Report every line from the material that contains the word "values".

*** Source material

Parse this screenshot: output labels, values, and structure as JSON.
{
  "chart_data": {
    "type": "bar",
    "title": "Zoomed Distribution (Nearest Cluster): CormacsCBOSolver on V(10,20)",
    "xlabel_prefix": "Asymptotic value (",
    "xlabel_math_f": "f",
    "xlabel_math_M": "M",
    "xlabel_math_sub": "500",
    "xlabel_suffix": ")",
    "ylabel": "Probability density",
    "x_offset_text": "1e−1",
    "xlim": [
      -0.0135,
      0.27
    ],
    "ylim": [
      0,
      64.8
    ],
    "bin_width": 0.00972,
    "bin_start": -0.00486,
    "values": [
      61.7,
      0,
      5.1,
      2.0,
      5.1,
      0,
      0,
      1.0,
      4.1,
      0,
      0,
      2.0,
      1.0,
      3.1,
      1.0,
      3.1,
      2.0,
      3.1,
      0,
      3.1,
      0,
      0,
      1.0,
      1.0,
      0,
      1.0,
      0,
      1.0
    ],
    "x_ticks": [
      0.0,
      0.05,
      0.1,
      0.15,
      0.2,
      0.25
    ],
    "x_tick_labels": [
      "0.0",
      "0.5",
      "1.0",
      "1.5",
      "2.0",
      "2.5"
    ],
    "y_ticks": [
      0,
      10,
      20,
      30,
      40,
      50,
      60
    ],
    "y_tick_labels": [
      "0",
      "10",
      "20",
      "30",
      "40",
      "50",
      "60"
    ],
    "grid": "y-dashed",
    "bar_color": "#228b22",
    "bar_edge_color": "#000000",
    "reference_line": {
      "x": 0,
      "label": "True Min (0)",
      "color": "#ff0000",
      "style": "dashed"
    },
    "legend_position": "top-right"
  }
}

******

▶ _Complete output_:
Parse this screenshot: output labels, values, and structure as JSON.
    "values": [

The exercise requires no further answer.